-- Exercise objective --
Repeat every entry in the listing below, exactly.

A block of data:
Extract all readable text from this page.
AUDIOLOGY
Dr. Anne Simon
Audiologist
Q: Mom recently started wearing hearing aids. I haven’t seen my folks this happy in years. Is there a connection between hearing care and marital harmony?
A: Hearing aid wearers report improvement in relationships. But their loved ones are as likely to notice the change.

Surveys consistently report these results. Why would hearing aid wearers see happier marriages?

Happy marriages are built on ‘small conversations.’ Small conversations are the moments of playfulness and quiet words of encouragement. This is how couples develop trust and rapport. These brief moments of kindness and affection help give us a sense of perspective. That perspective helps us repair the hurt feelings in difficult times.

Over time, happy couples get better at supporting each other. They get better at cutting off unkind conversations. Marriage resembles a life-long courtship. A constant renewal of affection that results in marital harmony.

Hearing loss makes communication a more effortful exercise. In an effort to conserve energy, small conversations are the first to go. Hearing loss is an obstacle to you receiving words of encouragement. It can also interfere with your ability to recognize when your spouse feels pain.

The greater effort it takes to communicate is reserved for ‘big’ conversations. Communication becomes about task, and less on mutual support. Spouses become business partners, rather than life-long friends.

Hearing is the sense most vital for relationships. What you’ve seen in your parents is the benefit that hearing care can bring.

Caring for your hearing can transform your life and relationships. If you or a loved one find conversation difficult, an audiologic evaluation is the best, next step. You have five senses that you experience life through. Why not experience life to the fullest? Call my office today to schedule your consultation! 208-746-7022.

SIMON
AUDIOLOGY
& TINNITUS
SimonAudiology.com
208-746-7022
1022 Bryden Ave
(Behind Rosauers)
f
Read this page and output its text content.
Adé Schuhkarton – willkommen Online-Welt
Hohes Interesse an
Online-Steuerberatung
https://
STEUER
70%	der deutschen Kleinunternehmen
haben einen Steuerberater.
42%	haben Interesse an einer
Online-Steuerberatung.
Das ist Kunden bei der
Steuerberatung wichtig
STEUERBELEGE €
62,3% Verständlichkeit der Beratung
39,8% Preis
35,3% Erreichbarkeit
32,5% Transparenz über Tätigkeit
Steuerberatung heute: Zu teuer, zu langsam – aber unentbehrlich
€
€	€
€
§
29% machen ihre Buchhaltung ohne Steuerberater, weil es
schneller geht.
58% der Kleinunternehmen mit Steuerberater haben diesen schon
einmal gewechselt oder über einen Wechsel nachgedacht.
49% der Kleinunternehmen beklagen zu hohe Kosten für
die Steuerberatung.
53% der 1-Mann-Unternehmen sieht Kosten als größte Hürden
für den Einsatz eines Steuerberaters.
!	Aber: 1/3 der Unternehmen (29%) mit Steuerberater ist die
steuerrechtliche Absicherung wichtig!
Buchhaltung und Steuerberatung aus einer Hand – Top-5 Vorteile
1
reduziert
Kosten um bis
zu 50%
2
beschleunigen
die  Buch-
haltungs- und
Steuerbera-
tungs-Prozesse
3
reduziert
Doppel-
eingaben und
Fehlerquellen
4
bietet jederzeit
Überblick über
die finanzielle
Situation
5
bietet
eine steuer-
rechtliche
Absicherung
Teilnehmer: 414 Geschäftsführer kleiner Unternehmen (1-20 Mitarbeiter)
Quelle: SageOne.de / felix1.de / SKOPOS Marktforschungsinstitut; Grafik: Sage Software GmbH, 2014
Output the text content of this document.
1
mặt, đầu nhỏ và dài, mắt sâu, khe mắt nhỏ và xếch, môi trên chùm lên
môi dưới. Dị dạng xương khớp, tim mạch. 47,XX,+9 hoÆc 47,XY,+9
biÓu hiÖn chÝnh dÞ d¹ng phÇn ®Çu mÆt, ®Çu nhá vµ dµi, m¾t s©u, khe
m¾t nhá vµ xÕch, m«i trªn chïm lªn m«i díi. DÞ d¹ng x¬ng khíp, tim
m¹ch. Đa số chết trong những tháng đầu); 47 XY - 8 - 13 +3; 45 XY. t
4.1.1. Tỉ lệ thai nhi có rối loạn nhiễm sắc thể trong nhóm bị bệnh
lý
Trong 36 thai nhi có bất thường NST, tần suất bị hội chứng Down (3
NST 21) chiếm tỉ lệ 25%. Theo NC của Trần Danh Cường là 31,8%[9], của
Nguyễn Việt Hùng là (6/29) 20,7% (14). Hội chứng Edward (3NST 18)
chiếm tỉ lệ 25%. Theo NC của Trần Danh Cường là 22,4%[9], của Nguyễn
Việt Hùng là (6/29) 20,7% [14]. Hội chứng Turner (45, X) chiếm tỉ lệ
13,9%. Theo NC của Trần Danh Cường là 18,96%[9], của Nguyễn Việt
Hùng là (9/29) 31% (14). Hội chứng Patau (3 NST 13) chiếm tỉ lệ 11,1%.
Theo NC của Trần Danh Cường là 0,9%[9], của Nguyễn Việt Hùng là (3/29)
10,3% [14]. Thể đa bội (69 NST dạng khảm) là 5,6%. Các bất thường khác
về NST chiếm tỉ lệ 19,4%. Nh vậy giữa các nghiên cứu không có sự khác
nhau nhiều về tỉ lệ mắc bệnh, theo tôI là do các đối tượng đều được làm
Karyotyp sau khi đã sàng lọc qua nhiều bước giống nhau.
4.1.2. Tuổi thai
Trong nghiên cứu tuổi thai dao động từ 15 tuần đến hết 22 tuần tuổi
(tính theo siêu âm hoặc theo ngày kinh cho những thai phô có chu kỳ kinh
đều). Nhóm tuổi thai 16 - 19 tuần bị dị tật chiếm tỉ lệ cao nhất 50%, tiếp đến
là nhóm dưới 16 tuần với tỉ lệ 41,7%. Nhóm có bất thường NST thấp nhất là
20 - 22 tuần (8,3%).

-- Response to the task --
Extract all readable text from this page.
AUDIOLOGY
Dr. Anne Simon
Audiologist
Q: Mom recently started wearing hearing aids. I haven’t seen my folks this happy in years. Is there a connection between hearing care and marital harmony?
A: Hearing aid wearers report improvement in relationships. But their loved ones are as likely to notice the change.

Surveys consistently report these results. Why would hearing aid wearers see happier marriages?

Happy marriages are built on ‘small conversations.’ Small conversations are the moments of playfulness and quiet words of encouragement. This is how couples develop trust and rapport. These brief moments of kindness and affection help give us a sense of perspective. That perspective helps us repair the hurt feelings in difficult times.

Over time, happy couples get better at supporting each other. They get better at cutting off unkind conversations. Marriage resembles a life-long courtship. A constant renewal of affection that results in marital harmony.

Hearing loss makes communication a more effortful exercise. In an effort to conserve energy, small conversations are the first to go. Hearing loss is an obstacle to you receiving words of encouragement. It can also interfere with your ability to recognize when your spouse feels pain.

The greater effort it takes to communicate is reserved for ‘big’ conversations. Communication becomes about task, and less on mutual support. Spouses become business partners, rather than life-long friends.

Hearing is the sense most vital for relationships. What you’ve seen in your parents is the benefit that hearing care can bring.

Caring for your hearing can transform your life and relationships. If you or a loved one find conversation difficult, an audiologic evaluation is the best, next step. You have five senses that you experience life through. Why not experience life to the fullest? Call my office today to schedule your consultation! 208-746-7022.

SIMON
AUDIOLOGY
& TINNITUS
SimonAudiology.com
208-746-7022
1022 Bryden Ave
(Behind Rosauers)
f
Read this page and output its text content.
Adé Schuhkarton – willkommen Online-Welt
Hohes Interesse an
Online-Steuerberatung
https://
STEUER
70%	der deutschen Kleinunternehmen
haben einen Steuerberater.
42%	haben Interesse an einer
Online-Steuerberatung.
Das ist Kunden bei der
Steuerberatung wichtig
STEUERBELEGE €
62,3% Verständlichkeit der Beratung
39,8% Preis
35,3% Erreichbarkeit
32,5% Transparenz über Tätigkeit
Steuerberatung heute: Zu teuer, zu langsam – aber unentbehrlich
€
€	€
€
§
29% machen ihre Buchhaltung ohne Steuerberater, weil es
schneller geht.
58% der Kleinunternehmen mit Steuerberater haben diesen schon
einmal gewechselt oder über einen Wechsel nachgedacht.
49% der Kleinunternehmen beklagen zu hohe Kosten für
die Steuerberatung.
53% der 1-Mann-Unternehmen sieht Kosten als größte Hürden
für den Einsatz eines Steuerberaters.
!	Aber: 1/3 der Unternehmen (29%) mit Steuerberater ist die
steuerrechtliche Absicherung wichtig!
Buchhaltung und Steuerberatung aus einer Hand – Top-5 Vorteile
1
reduziert
Kosten um bis
zu 50%
2
beschleunigen
die  Buch-
haltungs- und
Steuerbera-
tungs-Prozesse
3
reduziert
Doppel-
eingaben und
Fehlerquellen
4
bietet jederzeit
Überblick über
die finanzielle
Situation
5
bietet
eine steuer-
rechtliche
Absicherung
Teilnehmer: 414 Geschäftsführer kleiner Unternehmen (1-20 Mitarbeiter)
Quelle: SageOne.de / felix1.de / SKOPOS Marktforschungsinstitut; Grafik: Sage Software GmbH, 2014
Output the text content of this document.
1
mặt, đầu nhỏ và dài, mắt sâu, khe mắt nhỏ và xếch, môi trên chùm lên
môi dưới. Dị dạng xương khớp, tim mạch. 47,XX,+9 hoÆc 47,XY,+9
biÓu hiÖn chÝnh dÞ d¹ng phÇn ®Çu mÆt, ®Çu nhá vµ dµi, m¾t s©u, khe
m¾t nhá vµ xÕch, m«i trªn chïm lªn m«i díi. DÞ d¹ng x¬ng khíp, tim
m¹ch. Đa số chết trong những tháng đầu); 47 XY - 8 - 13 +3; 45 XY. t
4.1.1. Tỉ lệ thai nhi có rối loạn nhiễm sắc thể trong nhóm bị bệnh
lý
Trong 36 thai nhi có bất thường NST, tần suất bị hội chứng Down (3
NST 21) chiếm tỉ lệ 25%. Theo NC của Trần Danh Cường là 31,8%[9], của
Nguyễn Việt Hùng là (6/29) 20,7% (14). Hội chứng Edward (3NST 18)
chiếm tỉ lệ 25%. Theo NC của Trần Danh Cường là 22,4%[9], của Nguyễn
Việt Hùng là (6/29) 20,7% [14]. Hội chứng Turner (45, X) chiếm tỉ lệ
13,9%. Theo NC của Trần Danh Cường là 18,96%[9], của Nguyễn Việt
Hùng là (9/29) 31% (14). Hội chứng Patau (3 NST 13) chiếm tỉ lệ 11,1%.
Theo NC của Trần Danh Cường là 0,9%[9], của Nguyễn Việt Hùng là (3/29)
10,3% [14]. Thể đa bội (69 NST dạng khảm) là 5,6%. Các bất thường khác
về NST chiếm tỉ lệ 19,4%. Nh vậy giữa các nghiên cứu không có sự khác
nhau nhiều về tỉ lệ mắc bệnh, theo tôI là do các đối tượng đều được làm
Karyotyp sau khi đã sàng lọc qua nhiều bước giống nhau.
4.1.2. Tuổi thai
Trong nghiên cứu tuổi thai dao động từ 15 tuần đến hết 22 tuần tuổi
(tính theo siêu âm hoặc theo ngày kinh cho những thai phô có chu kỳ kinh
đều). Nhóm tuổi thai 16 - 19 tuần bị dị tật chiếm tỉ lệ cao nhất 50%, tiếp đến
là nhóm dưới 16 tuần với tỉ lệ 41,7%. Nhóm có bất thường NST thấp nhất là
20 - 22 tuần (8,3%).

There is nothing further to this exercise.